Stored items:
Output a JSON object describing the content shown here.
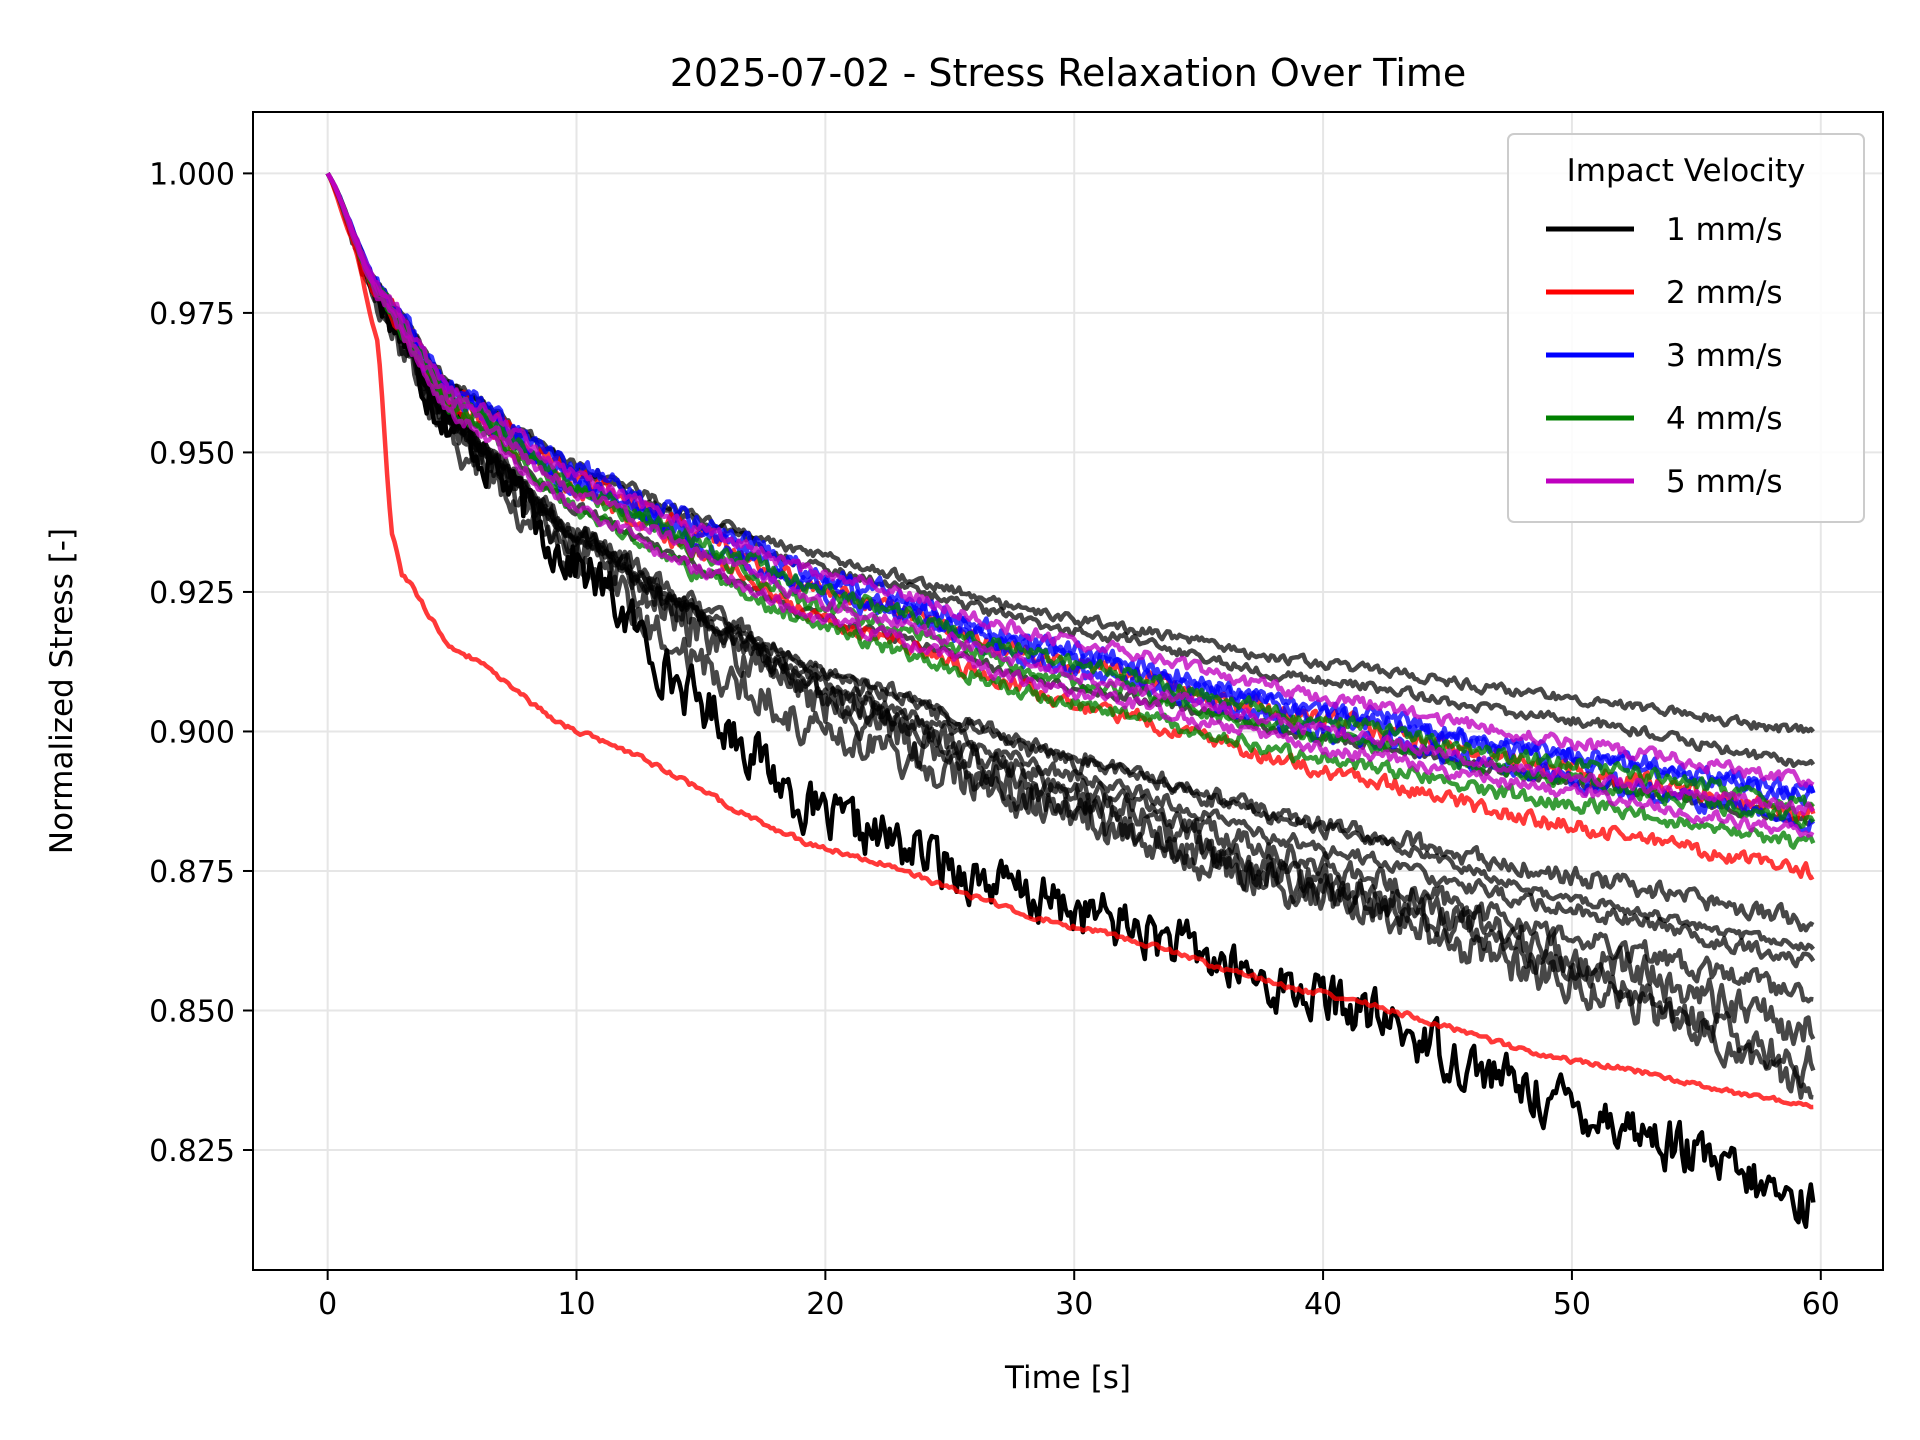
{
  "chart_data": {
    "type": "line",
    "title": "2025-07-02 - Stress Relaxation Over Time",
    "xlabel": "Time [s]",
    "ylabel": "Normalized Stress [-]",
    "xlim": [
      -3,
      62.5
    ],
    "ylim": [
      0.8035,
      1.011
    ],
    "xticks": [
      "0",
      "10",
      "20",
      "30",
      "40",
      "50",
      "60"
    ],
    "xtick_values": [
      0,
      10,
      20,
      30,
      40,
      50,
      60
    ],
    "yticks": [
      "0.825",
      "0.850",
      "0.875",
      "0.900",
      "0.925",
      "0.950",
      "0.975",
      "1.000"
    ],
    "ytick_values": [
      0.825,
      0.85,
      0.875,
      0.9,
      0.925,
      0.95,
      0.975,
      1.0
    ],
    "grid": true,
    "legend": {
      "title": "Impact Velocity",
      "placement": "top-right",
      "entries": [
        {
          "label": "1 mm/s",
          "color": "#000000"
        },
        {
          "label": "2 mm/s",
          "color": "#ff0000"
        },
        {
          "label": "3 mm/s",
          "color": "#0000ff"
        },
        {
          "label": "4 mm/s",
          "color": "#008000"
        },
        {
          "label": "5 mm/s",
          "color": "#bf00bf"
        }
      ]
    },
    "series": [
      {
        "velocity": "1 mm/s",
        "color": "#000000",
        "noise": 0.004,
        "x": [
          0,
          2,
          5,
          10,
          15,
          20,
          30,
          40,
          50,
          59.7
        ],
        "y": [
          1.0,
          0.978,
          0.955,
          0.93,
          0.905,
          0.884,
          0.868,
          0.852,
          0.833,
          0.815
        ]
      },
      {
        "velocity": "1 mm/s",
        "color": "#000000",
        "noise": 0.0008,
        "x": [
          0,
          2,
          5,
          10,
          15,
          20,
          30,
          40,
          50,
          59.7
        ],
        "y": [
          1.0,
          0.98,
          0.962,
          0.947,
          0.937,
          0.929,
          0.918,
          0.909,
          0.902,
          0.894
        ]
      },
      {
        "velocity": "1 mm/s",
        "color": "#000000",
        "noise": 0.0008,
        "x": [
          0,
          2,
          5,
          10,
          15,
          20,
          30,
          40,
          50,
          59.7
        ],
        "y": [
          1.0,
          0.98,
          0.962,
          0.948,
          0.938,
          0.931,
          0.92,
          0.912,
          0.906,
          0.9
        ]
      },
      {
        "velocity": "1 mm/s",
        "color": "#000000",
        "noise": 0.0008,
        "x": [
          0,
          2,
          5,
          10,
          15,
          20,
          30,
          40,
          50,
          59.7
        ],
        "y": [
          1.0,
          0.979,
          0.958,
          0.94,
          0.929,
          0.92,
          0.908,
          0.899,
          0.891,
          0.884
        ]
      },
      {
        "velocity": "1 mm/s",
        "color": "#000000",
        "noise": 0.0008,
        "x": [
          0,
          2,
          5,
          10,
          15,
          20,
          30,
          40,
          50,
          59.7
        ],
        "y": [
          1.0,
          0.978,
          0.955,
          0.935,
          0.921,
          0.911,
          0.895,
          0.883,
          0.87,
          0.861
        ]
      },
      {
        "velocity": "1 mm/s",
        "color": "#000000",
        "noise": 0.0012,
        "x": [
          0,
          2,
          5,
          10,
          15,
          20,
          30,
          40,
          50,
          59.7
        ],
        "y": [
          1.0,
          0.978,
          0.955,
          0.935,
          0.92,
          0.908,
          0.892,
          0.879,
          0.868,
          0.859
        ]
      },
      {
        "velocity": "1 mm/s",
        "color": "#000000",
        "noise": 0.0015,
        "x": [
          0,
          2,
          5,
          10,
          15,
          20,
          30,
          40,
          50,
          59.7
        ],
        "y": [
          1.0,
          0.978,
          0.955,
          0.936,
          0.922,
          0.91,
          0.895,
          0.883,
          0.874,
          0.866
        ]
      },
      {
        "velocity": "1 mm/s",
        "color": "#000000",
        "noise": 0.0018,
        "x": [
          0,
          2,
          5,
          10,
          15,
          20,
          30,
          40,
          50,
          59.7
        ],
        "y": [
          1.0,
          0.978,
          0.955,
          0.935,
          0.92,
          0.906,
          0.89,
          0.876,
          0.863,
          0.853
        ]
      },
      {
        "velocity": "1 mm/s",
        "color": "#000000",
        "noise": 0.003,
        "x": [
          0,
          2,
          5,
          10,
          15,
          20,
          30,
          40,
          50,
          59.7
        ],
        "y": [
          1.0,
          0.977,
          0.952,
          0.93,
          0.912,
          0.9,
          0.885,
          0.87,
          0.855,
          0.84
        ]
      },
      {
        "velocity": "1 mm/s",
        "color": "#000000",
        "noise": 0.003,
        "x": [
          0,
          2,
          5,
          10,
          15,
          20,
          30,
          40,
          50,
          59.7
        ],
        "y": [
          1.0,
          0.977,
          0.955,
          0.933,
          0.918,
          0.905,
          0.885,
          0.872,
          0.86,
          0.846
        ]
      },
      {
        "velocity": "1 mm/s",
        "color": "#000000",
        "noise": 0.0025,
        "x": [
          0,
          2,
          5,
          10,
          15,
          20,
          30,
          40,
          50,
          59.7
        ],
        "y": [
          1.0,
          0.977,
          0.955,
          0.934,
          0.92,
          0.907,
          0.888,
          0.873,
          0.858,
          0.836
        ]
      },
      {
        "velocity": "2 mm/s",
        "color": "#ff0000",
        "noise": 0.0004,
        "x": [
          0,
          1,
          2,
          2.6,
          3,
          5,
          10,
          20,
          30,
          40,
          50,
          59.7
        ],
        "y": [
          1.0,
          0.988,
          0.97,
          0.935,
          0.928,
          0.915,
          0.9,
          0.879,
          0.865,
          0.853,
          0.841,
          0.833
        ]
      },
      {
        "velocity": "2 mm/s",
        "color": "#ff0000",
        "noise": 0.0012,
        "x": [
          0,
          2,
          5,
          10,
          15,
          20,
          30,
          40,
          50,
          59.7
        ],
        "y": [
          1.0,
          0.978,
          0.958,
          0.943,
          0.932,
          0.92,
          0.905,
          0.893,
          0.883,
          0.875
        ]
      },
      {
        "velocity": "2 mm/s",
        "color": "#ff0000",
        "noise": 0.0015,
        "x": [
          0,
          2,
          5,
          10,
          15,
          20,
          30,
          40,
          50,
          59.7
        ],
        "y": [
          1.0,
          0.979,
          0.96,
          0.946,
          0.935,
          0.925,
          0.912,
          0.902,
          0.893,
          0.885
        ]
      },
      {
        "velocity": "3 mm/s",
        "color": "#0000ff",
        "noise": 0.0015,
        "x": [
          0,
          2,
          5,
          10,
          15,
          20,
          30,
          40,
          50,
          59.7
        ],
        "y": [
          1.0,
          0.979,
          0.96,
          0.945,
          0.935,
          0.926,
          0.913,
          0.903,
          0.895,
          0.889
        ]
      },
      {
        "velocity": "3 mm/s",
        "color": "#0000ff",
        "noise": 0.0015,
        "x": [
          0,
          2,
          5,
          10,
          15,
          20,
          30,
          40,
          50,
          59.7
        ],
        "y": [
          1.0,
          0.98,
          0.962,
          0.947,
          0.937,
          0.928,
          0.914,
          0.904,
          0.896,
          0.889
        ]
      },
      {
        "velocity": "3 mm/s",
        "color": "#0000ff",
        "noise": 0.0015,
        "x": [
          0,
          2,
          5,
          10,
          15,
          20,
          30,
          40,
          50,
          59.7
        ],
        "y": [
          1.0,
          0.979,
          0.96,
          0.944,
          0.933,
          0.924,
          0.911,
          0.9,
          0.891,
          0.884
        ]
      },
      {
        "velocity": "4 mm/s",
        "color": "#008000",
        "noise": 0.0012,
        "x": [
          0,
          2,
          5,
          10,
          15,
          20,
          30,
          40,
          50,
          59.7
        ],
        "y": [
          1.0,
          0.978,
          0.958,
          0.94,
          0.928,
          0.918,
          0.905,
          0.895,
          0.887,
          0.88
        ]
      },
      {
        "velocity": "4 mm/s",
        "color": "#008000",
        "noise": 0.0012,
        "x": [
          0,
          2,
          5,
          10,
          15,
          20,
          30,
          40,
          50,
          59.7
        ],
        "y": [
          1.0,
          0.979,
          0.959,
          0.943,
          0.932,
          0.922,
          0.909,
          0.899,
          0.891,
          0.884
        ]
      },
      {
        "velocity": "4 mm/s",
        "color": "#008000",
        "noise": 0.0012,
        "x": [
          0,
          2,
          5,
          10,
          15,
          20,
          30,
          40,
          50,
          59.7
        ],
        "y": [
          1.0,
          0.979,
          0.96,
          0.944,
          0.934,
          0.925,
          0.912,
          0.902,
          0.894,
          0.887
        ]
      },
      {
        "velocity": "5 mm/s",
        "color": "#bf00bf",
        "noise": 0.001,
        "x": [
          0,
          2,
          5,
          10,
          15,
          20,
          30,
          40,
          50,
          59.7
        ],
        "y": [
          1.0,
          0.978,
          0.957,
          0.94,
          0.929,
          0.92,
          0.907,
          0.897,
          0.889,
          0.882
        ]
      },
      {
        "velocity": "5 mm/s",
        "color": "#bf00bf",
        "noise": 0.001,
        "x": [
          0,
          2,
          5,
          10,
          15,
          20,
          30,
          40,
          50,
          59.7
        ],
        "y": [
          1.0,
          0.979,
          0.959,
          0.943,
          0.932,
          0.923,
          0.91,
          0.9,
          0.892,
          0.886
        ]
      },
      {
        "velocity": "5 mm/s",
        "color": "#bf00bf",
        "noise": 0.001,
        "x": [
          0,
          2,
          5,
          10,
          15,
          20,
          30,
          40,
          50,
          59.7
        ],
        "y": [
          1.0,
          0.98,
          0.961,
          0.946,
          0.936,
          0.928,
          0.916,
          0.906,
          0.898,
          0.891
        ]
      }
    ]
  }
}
* * *
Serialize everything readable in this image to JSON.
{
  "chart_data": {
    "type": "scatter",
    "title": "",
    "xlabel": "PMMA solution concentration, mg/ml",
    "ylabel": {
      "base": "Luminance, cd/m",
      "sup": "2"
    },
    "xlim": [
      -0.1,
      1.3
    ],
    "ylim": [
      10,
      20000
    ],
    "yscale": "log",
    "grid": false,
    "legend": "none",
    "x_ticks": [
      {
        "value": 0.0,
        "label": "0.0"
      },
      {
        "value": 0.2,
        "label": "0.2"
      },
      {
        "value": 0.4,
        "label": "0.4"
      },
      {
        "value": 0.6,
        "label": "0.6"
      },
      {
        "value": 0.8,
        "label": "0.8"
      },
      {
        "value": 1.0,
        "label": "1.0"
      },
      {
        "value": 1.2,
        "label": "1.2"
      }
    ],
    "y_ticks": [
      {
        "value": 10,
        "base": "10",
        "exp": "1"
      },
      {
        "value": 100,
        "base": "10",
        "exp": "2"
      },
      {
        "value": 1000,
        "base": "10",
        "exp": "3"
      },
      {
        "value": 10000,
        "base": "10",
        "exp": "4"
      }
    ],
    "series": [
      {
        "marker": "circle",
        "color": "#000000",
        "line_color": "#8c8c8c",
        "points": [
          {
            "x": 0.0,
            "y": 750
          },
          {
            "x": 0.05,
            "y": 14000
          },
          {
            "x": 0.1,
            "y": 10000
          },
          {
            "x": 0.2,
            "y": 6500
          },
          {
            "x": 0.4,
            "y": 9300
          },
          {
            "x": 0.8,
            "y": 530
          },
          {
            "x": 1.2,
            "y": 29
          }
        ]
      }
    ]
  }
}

**PROBLEM**
Check each line of the records for "xlabel" and copy the ones that contain it.

**FINAL ANSWER**
    "xlabel": "Time [s]",
    "xlabel": "PMMA solution concentration, mg/ml",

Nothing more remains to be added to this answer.